SHORT PROBLEM A
Answer these questions about the veth patch email, one answer per line, marked to match:
(i) Which source file does the patch change?
(ii) Which function handles XDP_REDIRECT for skb-backed packets under the new approach?
(iii) How many insertions and deletions does the patch report?

TEXT EXCERPT
>> begin
From: Maciej Fijalkowski <maciej.fijalkowski@intel.com>
To: netdev@vger.kernel.org
Cc: bpf@vger.kernel.org, magnus.karlsson@intel.com,
stfomichev@gmail.com, kuba@kernel.org, pabeni@redhat.com,
horms@kernel.org, bjorn@kernel.org, lorenzo@kernel.org,
hawk@kernel.org, toke@redhat.com,
Maciej Fijalkowski <maciej.fijalkowski@intel.com>
Subject: [PATCH RFC net-next 4/4] veth: use generic skb XDP handling
Date: Sat, 9 May 2026 10:48:58 +0200 [thread overview]
Message-ID: <20260509084858.773921-5-maciej.fijalkowski@intel.com> (raw)
In-Reply-To: <20260509084858.773921-1-maciej.fijalkowski@intel.com>
veth currently runs XDP for skb-backed packets by constructing an
xdp_buff and then, for XDP_TX and XDP_REDIRECT, converting that
skb-backed xdp_buff into an xdp_frame. The backing memory is still
skb-owned, so veth has to pin the skb data and frags manually before
consuming the skb.
Use the generic skb XDP helper for skb-backed packets instead. This
keeps skb-backed packets on the skb generic XDP path: XDP_REDIRECT uses
xdp_do_generic_redirect() and XDP_TX uses generic_xdp_tx(). Packets that
already arrive as xdp_frames keep using the existing veth xdp_frame path.
veth still provides its own page_pool and xdp_rxq_info through struct
xdp_generic_ctx. It also keeps using struct veth_xdp_buff storage so
metadata kfuncs that need the skb continue to work after a possible skb
COW.
Signed-off-by: Maciej Fijalkowski <maciej.fijalkowski@intel.com>
---
drivers/net/veth.c | 179 +++++++++------------------------------------
1 file changed, 36 insertions(+), 143 deletions(-)
diff --git a/drivers/net/veth.c b/drivers/net/veth.c
index e35df717e65e..4120a69f7e02 100644
--- a/drivers/net/veth.c
+++ b/drivers/net/veth.c
@@ -49,6 +49,10 @@ struct veth_stats {
u64 xdp_drops;
u64 xdp_tx;
u64 xdp_tx_err;
+ /* skb-backed XDP_TX is handled immediately by generic_xdp_tx().
>> end
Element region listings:
>> begin
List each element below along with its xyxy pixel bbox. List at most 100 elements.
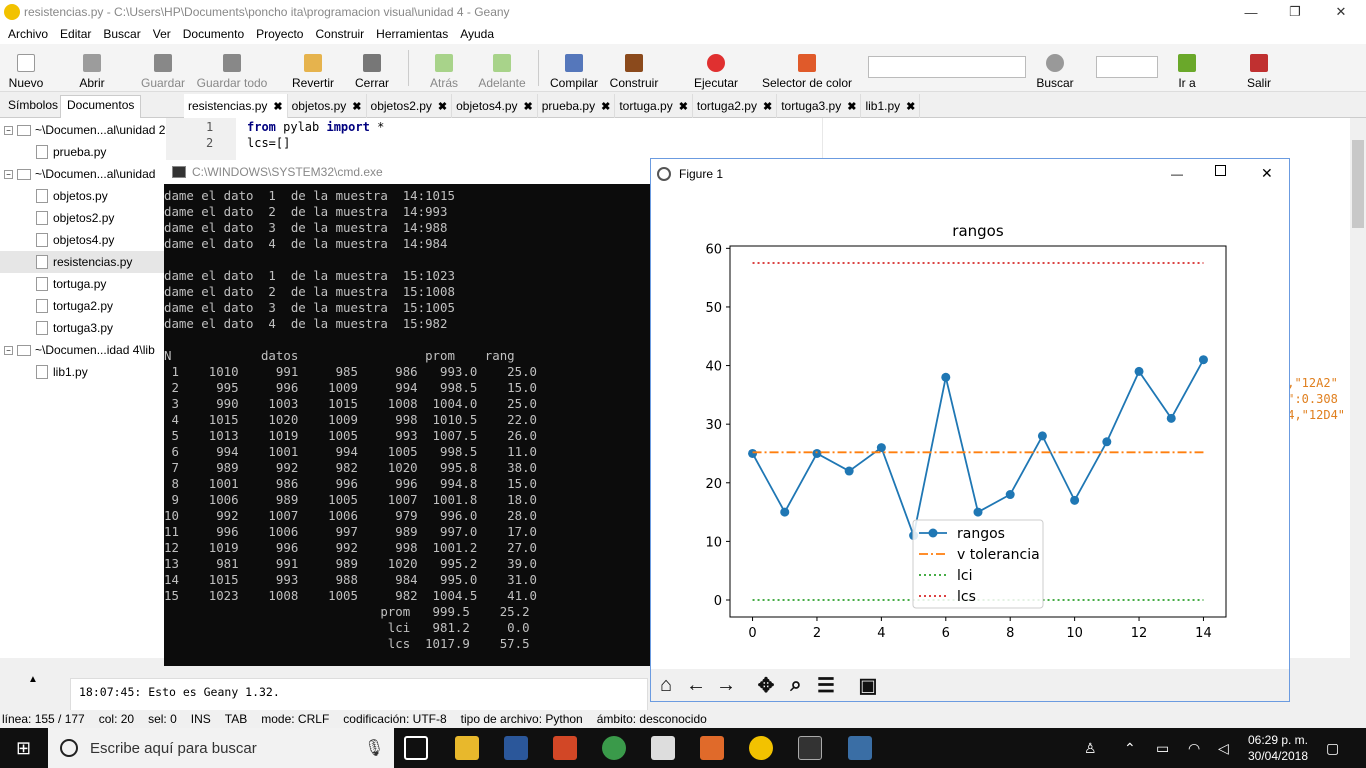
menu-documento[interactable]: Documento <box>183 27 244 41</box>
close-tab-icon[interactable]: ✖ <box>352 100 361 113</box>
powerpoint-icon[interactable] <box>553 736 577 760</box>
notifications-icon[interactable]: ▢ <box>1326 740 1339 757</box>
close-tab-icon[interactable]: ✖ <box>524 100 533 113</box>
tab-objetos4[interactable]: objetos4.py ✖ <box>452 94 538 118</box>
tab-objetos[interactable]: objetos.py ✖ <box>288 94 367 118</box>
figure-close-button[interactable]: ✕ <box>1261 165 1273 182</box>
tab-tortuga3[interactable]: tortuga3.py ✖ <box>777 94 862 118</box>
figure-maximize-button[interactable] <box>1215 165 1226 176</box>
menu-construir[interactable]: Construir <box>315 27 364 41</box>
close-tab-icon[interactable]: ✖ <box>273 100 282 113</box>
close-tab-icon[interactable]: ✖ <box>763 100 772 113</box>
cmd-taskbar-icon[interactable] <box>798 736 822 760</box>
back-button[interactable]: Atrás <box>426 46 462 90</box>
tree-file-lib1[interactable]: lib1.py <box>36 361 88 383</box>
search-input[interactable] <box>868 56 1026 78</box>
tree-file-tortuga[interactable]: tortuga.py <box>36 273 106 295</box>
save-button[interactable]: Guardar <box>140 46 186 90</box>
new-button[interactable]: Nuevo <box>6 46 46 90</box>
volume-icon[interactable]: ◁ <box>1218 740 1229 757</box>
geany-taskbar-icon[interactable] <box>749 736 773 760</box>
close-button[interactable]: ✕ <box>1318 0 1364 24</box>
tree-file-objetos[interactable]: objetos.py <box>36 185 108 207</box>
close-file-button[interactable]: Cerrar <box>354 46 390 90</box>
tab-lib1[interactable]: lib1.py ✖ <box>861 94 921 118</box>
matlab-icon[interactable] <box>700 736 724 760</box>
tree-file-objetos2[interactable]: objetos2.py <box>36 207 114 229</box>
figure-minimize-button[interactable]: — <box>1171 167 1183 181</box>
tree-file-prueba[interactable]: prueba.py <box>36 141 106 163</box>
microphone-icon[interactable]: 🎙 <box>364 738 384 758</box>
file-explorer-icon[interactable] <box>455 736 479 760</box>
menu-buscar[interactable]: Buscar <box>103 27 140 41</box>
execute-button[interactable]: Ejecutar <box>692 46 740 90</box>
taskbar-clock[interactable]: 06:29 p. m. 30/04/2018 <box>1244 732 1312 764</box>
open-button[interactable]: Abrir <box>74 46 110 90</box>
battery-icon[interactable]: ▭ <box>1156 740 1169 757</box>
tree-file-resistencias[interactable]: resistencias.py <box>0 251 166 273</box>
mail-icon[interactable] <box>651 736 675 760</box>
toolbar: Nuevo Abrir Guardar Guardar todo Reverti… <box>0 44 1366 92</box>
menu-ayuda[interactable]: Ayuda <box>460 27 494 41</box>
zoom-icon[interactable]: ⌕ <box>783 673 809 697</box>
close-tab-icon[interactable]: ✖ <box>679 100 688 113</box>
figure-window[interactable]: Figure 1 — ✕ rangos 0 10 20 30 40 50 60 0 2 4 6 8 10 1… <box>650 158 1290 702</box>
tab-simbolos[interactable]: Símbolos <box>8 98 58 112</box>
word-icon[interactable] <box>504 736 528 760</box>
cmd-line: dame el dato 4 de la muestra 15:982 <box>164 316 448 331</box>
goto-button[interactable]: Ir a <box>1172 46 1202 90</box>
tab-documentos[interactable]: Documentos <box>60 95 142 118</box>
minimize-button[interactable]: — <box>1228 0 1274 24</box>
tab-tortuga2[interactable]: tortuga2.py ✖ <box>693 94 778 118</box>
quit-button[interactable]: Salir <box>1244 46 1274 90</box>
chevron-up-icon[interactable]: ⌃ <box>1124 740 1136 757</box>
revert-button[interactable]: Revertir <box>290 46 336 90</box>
>> end
SHORT PROBLEM B
From the entries, copy out the lines that open with the line containing "menu-documento[interactable]: Documento <box>183" and close with the line containing "new-button[interactable]: Nuevo <box>6", including both of those lines.

TASK ANSWER A
(i) drivers/net/veth.c
(ii) xdp_do_generic_redirect()
(iii) 36 insertions and 143 deletions

TASK ANSWER B
menu-documento[interactable]: Documento <box>183 27 244 41</box>
close-tab-icon[interactable]: ✖ <box>352 100 361 113</box>
powerpoint-icon[interactable] <box>553 736 577 760</box>
notifications-icon[interactable]: ▢ <box>1326 740 1339 757</box>
close-tab-icon[interactable]: ✖ <box>524 100 533 113</box>
tab-objetos4[interactable]: objetos4.py ✖ <box>452 94 538 118</box>
tab-objetos[interactable]: objetos.py ✖ <box>288 94 367 118</box>
figure-close-button[interactable]: ✕ <box>1261 165 1273 182</box>
tab-tortuga3[interactable]: tortuga3.py ✖ <box>777 94 862 118</box>
figure-maximize-button[interactable] <box>1215 165 1226 176</box>
menu-construir[interactable]: Construir <box>315 27 364 41</box>
close-tab-icon[interactable]: ✖ <box>273 100 282 113</box>
close-tab-icon[interactable]: ✖ <box>763 100 772 113</box>
cmd-taskbar-icon[interactable] <box>798 736 822 760</box>
back-button[interactable]: Atrás <box>426 46 462 90</box>
tree-file-lib1[interactable]: lib1.py <box>36 361 88 383</box>
search-input[interactable] <box>868 56 1026 78</box>
tree-file-tortuga[interactable]: tortuga.py <box>36 273 106 295</box>
save-button[interactable]: Guardar <box>140 46 186 90</box>
new-button[interactable]: Nuevo <box>6 46 46 90</box>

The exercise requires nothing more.